Collection entries:
☆ ☆ ☆ ☆ ☆
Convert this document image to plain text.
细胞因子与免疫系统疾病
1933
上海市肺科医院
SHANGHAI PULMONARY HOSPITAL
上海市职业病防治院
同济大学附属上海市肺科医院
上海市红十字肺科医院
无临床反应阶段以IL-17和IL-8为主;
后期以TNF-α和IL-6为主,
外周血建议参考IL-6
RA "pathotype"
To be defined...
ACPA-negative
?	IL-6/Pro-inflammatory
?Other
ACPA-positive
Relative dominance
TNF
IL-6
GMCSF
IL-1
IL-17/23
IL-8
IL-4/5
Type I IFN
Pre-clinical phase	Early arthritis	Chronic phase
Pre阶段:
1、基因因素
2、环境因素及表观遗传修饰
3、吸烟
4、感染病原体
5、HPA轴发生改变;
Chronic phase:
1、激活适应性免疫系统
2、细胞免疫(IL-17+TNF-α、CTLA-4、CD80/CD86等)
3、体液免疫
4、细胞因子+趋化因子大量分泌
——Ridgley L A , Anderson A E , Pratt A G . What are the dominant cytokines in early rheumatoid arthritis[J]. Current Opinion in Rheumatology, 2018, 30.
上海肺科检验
☆ ☆ ☆ ☆ ☆
Retype each record exactly, leaving nothing out.

Convert this document image to plain text.
细胞因子与免疫系统疾病
1933
上海市肺科医院
SHANGHAI PULMONARY HOSPITAL
上海市职业病防治院
同济大学附属上海市肺科医院
上海市红十字肺科医院
无临床反应阶段以IL-17和IL-8为主;
后期以TNF-α和IL-6为主,
外周血建议参考IL-6
RA "pathotype"
To be defined...
ACPA-negative
?	IL-6/Pro-inflammatory
?Other
ACPA-positive
Relative dominance
TNF
IL-6
GMCSF
IL-1
IL-17/23
IL-8
IL-4/5
Type I IFN
Pre-clinical phase	Early arthritis	Chronic phase
Pre阶段:
1、基因因素
2、环境因素及表观遗传修饰
3、吸烟
4、感染病原体
5、HPA轴发生改变;
Chronic phase:
1、激活适应性免疫系统
2、细胞免疫(IL-17+TNF-α、CTLA-4、CD80/CD86等)
3、体液免疫
4、细胞因子+趋化因子大量分泌
——Ridgley L A , Anderson A E , Pratt A G . What are the dominant cytokines in early rheumatoid arthritis[J]. Current Opinion in Rheumatology, 2018, 30.
上海肺科检验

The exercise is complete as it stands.